[Data records]
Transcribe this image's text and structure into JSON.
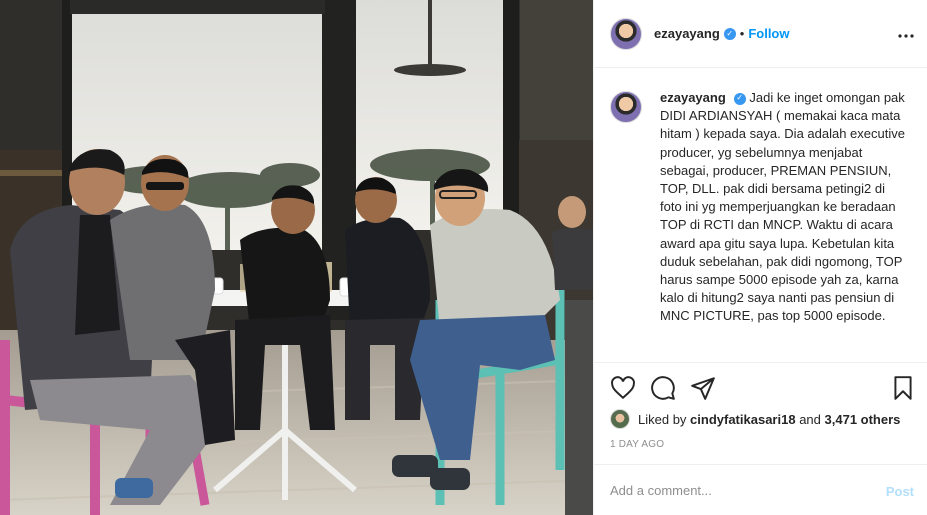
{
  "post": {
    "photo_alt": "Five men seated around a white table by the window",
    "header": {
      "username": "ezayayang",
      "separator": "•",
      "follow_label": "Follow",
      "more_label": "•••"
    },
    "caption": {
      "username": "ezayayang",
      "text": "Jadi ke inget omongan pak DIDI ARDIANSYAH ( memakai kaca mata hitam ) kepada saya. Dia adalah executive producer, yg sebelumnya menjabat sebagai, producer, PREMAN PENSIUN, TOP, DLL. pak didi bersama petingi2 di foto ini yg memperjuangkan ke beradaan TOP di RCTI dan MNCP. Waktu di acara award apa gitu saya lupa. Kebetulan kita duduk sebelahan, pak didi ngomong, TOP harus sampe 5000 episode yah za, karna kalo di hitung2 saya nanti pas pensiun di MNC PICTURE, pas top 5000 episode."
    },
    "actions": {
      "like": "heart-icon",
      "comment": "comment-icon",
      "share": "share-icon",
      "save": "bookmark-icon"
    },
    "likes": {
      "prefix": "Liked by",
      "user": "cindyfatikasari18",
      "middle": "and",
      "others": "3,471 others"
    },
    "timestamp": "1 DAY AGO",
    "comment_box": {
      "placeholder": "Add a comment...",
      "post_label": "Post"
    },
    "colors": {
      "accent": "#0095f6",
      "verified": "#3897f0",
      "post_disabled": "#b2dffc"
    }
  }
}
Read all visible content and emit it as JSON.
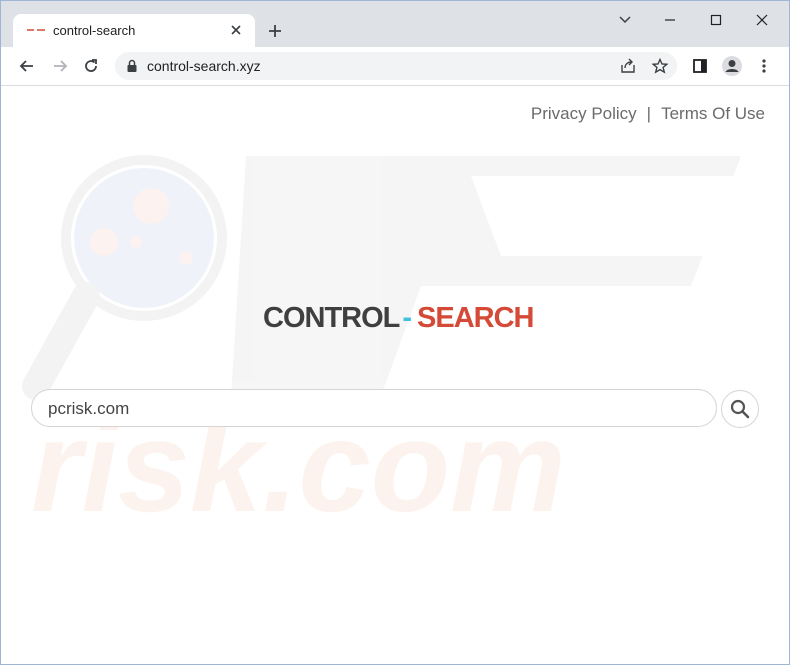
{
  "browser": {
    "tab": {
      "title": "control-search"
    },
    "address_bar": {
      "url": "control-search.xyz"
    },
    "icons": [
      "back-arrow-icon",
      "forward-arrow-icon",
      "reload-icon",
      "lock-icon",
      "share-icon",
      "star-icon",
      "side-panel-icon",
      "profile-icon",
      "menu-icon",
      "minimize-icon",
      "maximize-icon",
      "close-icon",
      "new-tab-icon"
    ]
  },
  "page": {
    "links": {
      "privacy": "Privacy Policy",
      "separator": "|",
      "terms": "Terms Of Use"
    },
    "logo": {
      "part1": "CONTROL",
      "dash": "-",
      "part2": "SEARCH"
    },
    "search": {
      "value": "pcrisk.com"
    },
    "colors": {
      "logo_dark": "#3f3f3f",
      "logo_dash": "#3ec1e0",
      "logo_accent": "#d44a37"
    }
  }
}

...

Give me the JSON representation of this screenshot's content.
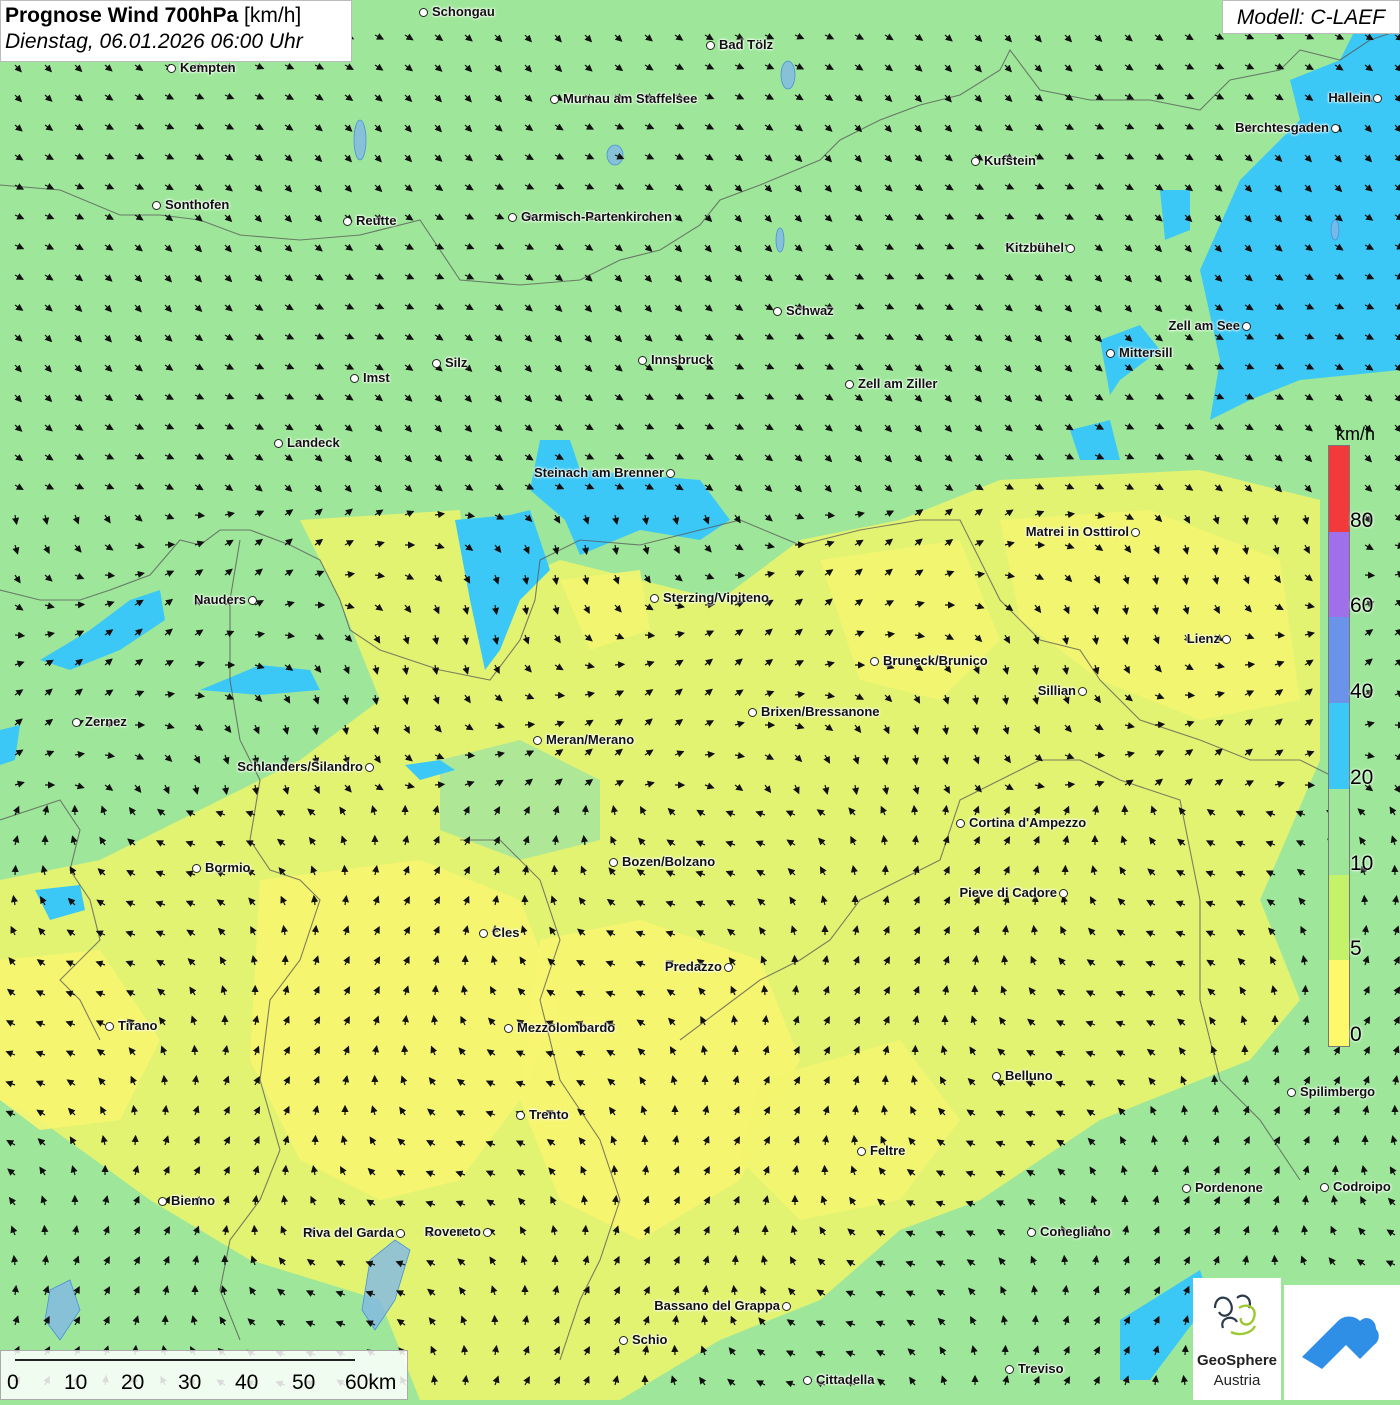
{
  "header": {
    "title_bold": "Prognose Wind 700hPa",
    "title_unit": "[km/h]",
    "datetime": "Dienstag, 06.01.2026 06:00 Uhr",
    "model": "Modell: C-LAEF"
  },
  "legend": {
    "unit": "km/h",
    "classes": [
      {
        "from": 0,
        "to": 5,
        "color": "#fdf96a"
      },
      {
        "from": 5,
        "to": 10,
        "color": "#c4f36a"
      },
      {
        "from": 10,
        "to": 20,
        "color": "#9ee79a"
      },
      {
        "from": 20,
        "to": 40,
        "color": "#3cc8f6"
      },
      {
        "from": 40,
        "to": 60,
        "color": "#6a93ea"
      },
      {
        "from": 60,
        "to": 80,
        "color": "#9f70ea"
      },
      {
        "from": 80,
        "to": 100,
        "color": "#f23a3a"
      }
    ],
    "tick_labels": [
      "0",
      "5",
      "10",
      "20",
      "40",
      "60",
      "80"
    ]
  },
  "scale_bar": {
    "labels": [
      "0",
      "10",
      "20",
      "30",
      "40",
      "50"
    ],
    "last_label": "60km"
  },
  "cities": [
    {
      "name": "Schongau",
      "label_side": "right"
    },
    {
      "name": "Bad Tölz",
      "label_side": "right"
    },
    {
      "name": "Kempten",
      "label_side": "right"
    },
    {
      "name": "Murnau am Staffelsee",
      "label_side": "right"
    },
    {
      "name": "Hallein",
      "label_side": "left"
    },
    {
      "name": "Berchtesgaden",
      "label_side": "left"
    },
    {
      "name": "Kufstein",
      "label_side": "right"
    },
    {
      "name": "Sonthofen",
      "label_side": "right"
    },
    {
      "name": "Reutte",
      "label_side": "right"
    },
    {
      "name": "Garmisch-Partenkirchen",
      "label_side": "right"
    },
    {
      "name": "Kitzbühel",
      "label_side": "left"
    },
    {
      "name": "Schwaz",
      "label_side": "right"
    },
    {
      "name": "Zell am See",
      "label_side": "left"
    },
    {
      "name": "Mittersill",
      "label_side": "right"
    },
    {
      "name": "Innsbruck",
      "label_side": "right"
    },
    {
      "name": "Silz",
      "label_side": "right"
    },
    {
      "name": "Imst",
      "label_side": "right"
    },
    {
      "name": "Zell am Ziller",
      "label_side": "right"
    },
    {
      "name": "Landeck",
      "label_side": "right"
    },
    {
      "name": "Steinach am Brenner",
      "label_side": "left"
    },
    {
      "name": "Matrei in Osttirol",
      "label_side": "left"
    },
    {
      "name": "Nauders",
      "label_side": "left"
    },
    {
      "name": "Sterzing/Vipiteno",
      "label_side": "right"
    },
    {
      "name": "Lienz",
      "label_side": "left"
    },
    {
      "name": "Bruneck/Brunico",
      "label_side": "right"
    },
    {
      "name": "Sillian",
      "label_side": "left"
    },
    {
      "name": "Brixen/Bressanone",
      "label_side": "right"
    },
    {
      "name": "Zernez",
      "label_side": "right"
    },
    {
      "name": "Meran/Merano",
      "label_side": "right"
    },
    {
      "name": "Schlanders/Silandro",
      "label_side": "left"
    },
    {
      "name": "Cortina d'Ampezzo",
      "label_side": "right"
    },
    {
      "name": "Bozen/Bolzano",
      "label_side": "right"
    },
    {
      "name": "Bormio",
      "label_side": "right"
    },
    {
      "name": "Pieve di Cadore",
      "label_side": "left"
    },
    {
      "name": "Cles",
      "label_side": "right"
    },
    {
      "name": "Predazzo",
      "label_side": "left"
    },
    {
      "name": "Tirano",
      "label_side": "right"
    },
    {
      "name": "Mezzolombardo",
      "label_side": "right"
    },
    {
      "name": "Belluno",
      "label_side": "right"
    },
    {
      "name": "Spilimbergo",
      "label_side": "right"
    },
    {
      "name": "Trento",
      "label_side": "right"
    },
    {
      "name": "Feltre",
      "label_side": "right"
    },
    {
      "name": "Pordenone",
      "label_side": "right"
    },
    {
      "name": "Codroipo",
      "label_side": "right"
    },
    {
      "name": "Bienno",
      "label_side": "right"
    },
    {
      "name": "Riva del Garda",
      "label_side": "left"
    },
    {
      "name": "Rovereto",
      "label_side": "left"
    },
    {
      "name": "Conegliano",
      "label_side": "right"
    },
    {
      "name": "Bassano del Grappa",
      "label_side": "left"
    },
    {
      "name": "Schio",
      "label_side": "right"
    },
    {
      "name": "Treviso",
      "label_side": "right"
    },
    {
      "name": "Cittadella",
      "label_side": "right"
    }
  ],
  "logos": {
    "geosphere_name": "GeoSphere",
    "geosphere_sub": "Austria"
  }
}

Stated exercise: Among the lines of the data above, determine how many contain the word "from". Report the number alone.

Exercise output: 7